→ EXERCISE
Write what comes next in the proxy statement notice, picking up after its last sentence.

→ SOURCE DOCUMENT
-*-

Additional Information and Where to Find It

The Company will file with the SEC a proxy statement with respect to the Company’s 2025 Annual Meeting of Shareholders (the "2025 Annual Meeting"). Shareholders are strongly encouraged to read the proxy statement, when available, and other documents filed with the SEC carefully in their entirety because they will contain important information. Shareholders will be able to obtain any proxy statement, any amendments or supplements thereto and other documents filed by the Company with the SEC free of charge at the SEC’s website at www.sec.gov or at the Company’s Investors relations website at https://investors.chemours.com/.

-*-

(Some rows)
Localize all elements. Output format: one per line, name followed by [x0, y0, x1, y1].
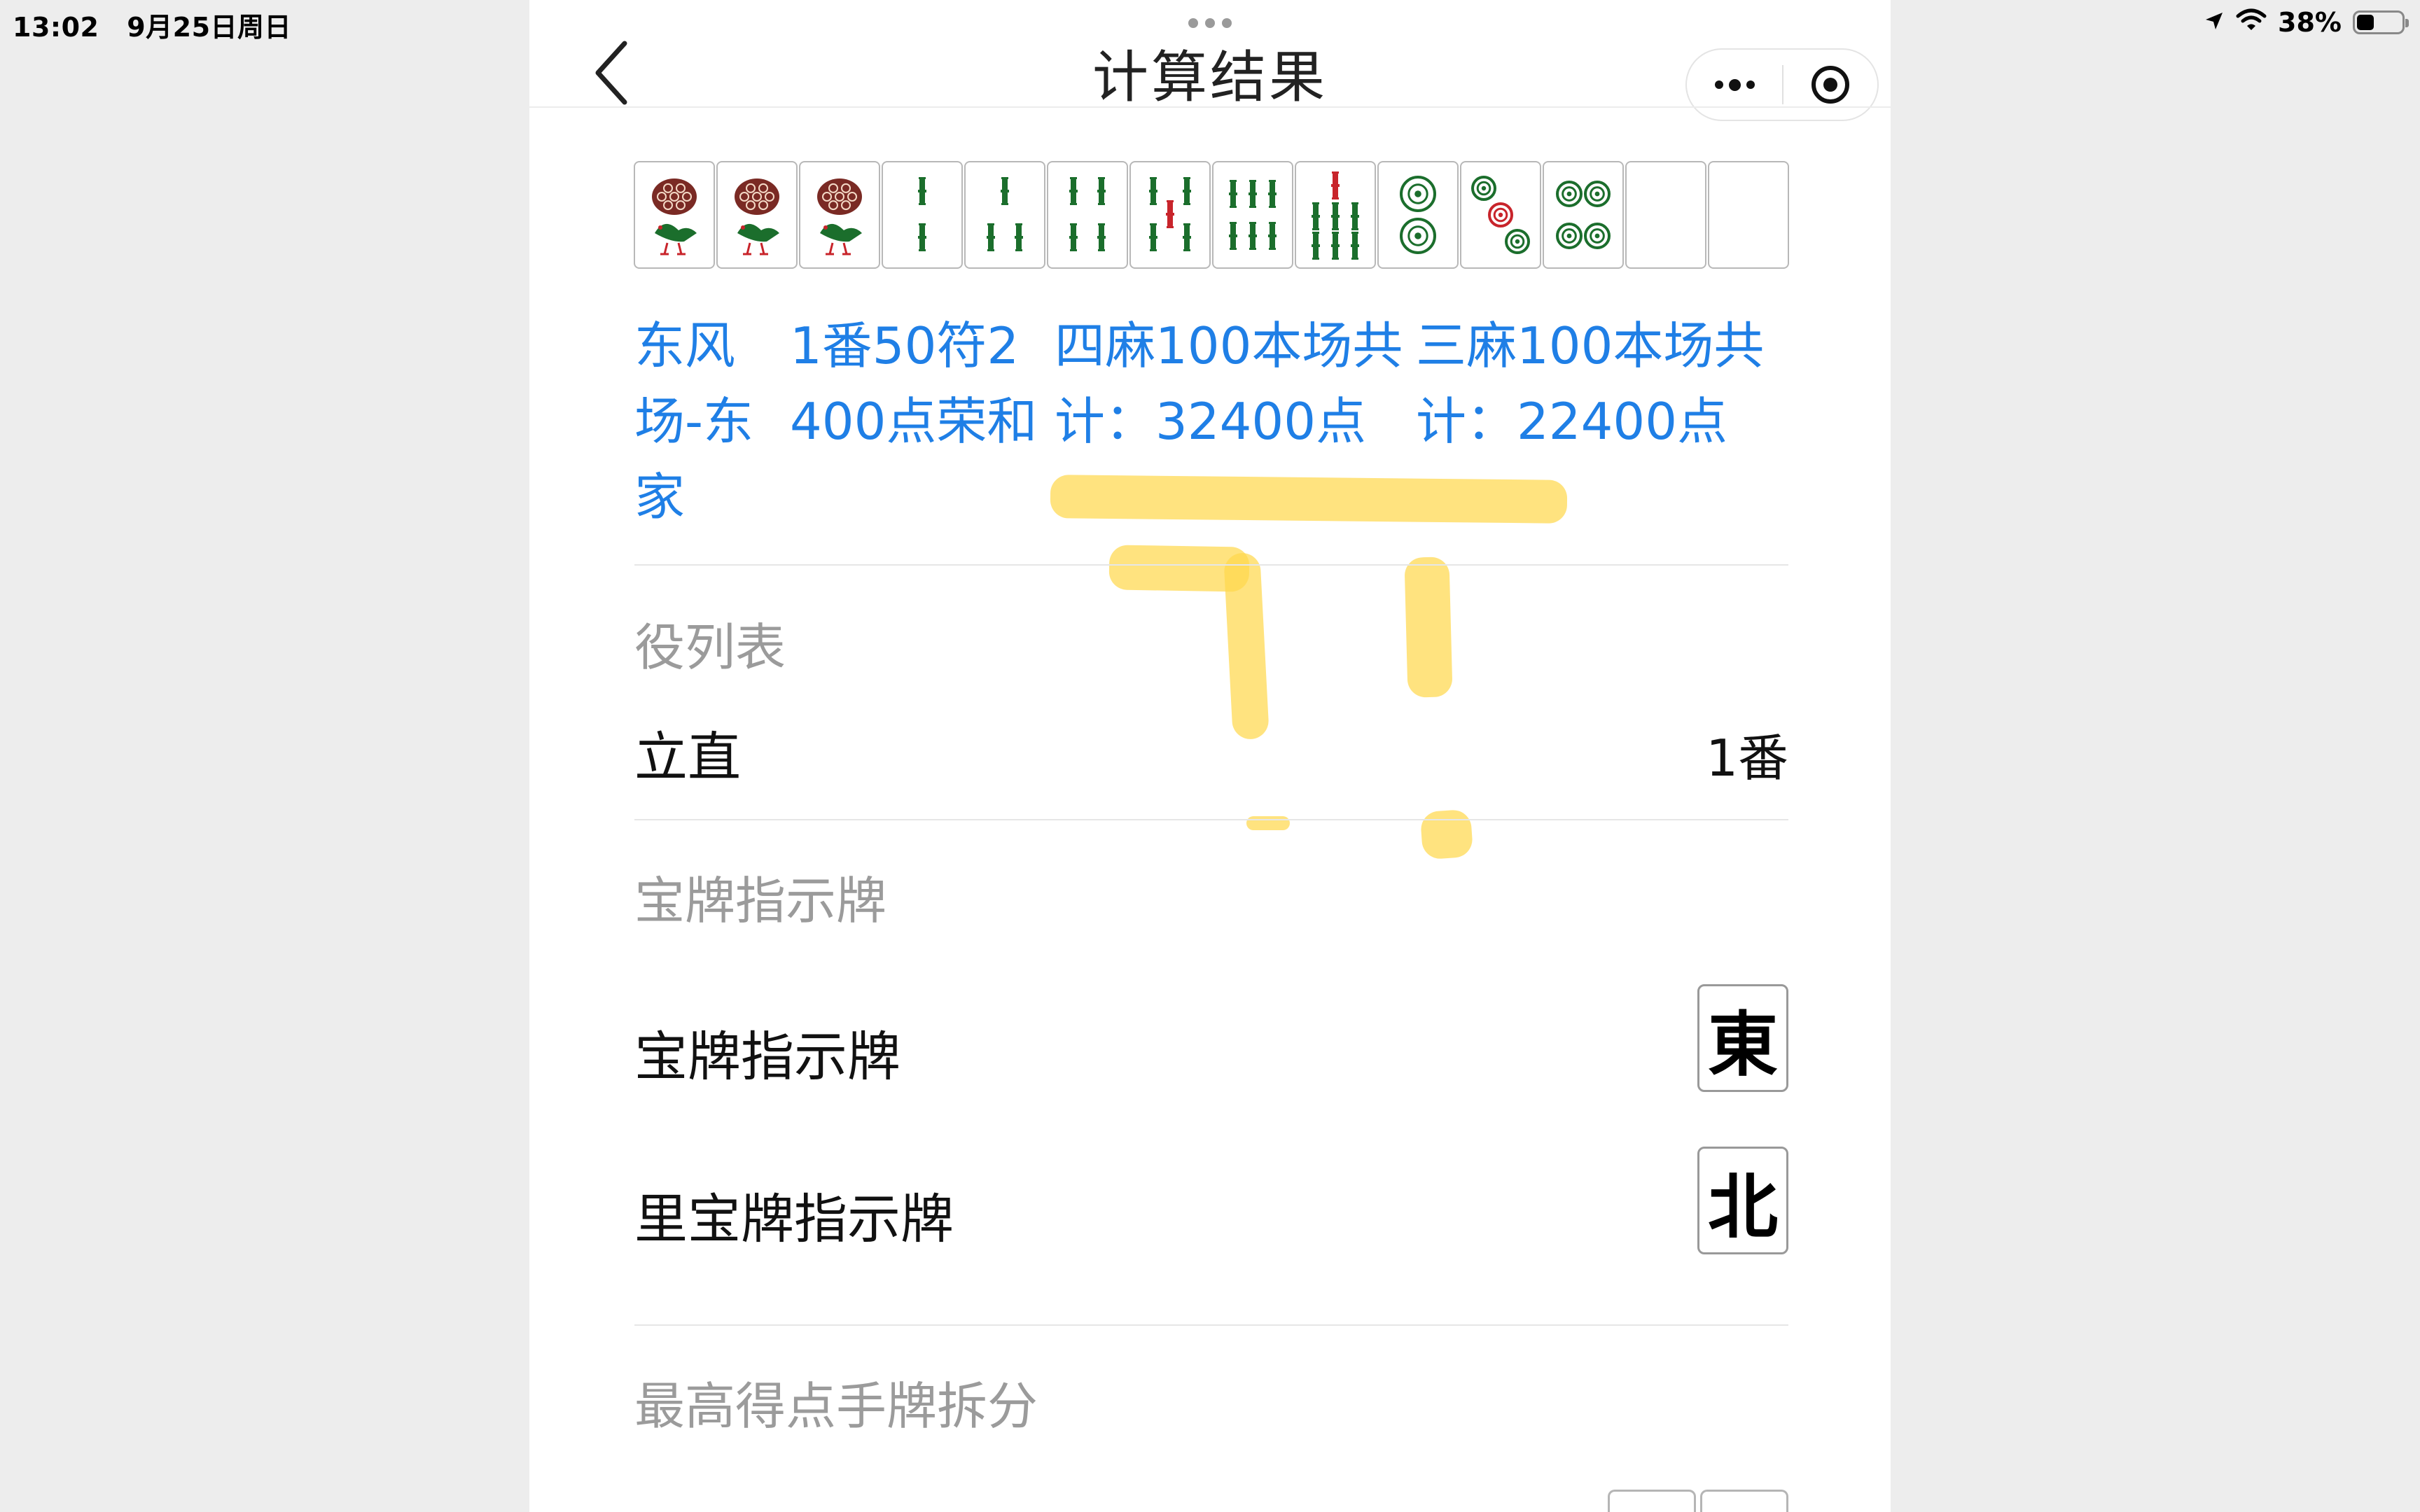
breakdown-section-header: 最高得点手牌拆分	[634, 1377, 1038, 1436]
hand-tile-pin-2[interactable]	[1377, 161, 1459, 269]
close-target-icon[interactable]	[1783, 50, 1877, 120]
hand-tile-pin-4[interactable]	[1543, 161, 1624, 269]
result-yonma-total: 四麻100本场共计：32400点	[1055, 316, 1403, 451]
hand-tile-sou-7[interactable]	[1295, 161, 1376, 269]
hand-tile-sou-3[interactable]	[964, 161, 1045, 269]
sou-tile-icon	[987, 177, 1023, 251]
battery-percent: 38%	[2278, 7, 2342, 38]
highlighter-mark	[1050, 475, 1568, 524]
blank-tile-icon	[1631, 166, 1701, 264]
blank-tile[interactable]	[1708, 161, 1789, 269]
result-seat: 东风场-东家	[634, 316, 753, 526]
app-panel: 计算结果 东风场-东家 1番50符2400点荣和 四麻100本场共计：32400…	[529, 0, 1891, 1512]
dora-indicator-label: 宝牌指示牌	[634, 1026, 900, 1088]
location-icon	[2204, 7, 2225, 38]
status-bar-right: 38%	[2204, 6, 2409, 39]
hand-tile-sou-2[interactable]	[882, 161, 963, 269]
result-sanma-total: 三麻100本场共计：22400点	[1416, 316, 1765, 451]
sou-tile-icon	[1312, 172, 1359, 260]
pin-tile-icon	[1556, 181, 1611, 249]
sou-tile-icon	[1149, 177, 1191, 251]
mini-program-capsule	[1685, 48, 1879, 121]
hand-tile-sou-5[interactable]	[1129, 161, 1211, 269]
section-divider	[634, 1324, 1788, 1326]
breakdown-tile	[1608, 1490, 1696, 1512]
section-divider	[634, 564, 1788, 566]
hand-tile-bird-1[interactable]	[799, 161, 880, 269]
hand-tile-bird-1[interactable]	[634, 161, 715, 269]
hand-tile-sou-4[interactable]	[1047, 161, 1128, 269]
hand-tiles	[634, 161, 1789, 269]
pin-tile-icon	[1471, 176, 1530, 254]
breakdown-tile	[1700, 1490, 1788, 1512]
status-date: 9月25日周日	[127, 12, 292, 43]
blank-tile[interactable]	[1625, 161, 1706, 269]
sou-tile-icon	[1069, 177, 1106, 251]
highlighter-mark	[1404, 556, 1453, 698]
dora-indicator-tile: 東	[1697, 984, 1788, 1092]
bird-tile-icon	[652, 178, 697, 255]
ura-dora-indicator-label: 里宝牌指示牌	[634, 1188, 954, 1250]
screen: 13:02 9月25日周日 38% 计算结果 东风场-东家 1番50符2400点…	[0, 0, 2420, 1512]
result-score: 1番50符2400点荣和	[790, 316, 1038, 451]
wifi-icon	[2236, 7, 2267, 38]
status-time: 13:02	[13, 12, 99, 43]
bird-tile-icon	[735, 178, 779, 255]
yaku-name: 立直	[634, 726, 741, 788]
highlighter-mark	[1223, 552, 1270, 741]
hand-tile-bird-1[interactable]	[716, 161, 798, 269]
sou-tile-icon	[1229, 180, 1277, 250]
battery-icon	[2353, 10, 2409, 34]
dora-section-header: 宝牌指示牌	[634, 872, 887, 930]
sou-tile-icon	[918, 177, 926, 251]
yaku-han: 1番	[1706, 729, 1788, 788]
pin-tile-icon	[1400, 176, 1436, 254]
status-bar-left: 13:02 9月25日周日	[13, 6, 310, 44]
more-options-icon[interactable]	[1687, 50, 1782, 120]
drag-handle-dots-icon[interactable]	[1188, 18, 1232, 28]
battery-level	[2357, 15, 2374, 30]
nav-divider	[529, 106, 1891, 108]
hand-tile-pin-3[interactable]	[1460, 161, 1541, 269]
hand-tile-sou-6[interactable]	[1212, 161, 1293, 269]
section-divider	[634, 819, 1788, 820]
yaku-section-header: 役列表	[634, 618, 786, 677]
bird-tile-icon	[817, 178, 862, 255]
ura-dora-indicator-tile: 北	[1697, 1147, 1788, 1254]
highlighter-mark	[1246, 816, 1290, 830]
highlighter-mark	[1419, 808, 1474, 860]
blank-tile-icon	[1713, 166, 1783, 264]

-*-

→ OUTPUT BELOW
Certain Information Regarding Participants

The Company, its directors and certain of its executive officers will be participants in the solicitation of proxies from the Company’s shareholders in connection with the matters to be considered at the 2025 Annual Meeting. Information about the Company’s directors and executive officers is available in the Company’s annual report on Form 10-K for the year ended December 31, 2023, which was filed with the SEC on March 27, 2024, and the proxy statement filed with the SEC on April 11, 2024 with respect to the Company’s 2024 Annual Meeting. To the extent holdings of the Company’s securities by such directors or executive officers have changed since the amounts printed in the proxy statement with respect to the Company’s 2024 Annual Meeting of Shareholders, such changes have been or will be reflected on Statements of Changes in Beneficial Ownership on Form 4 filed with the SEC. Additional information regarding the participants and their direct or indirect securities holdings will be set forth in the proxy statement and other materials to be filed with the SEC in connection with the Company’s 2025 Annual Meeting.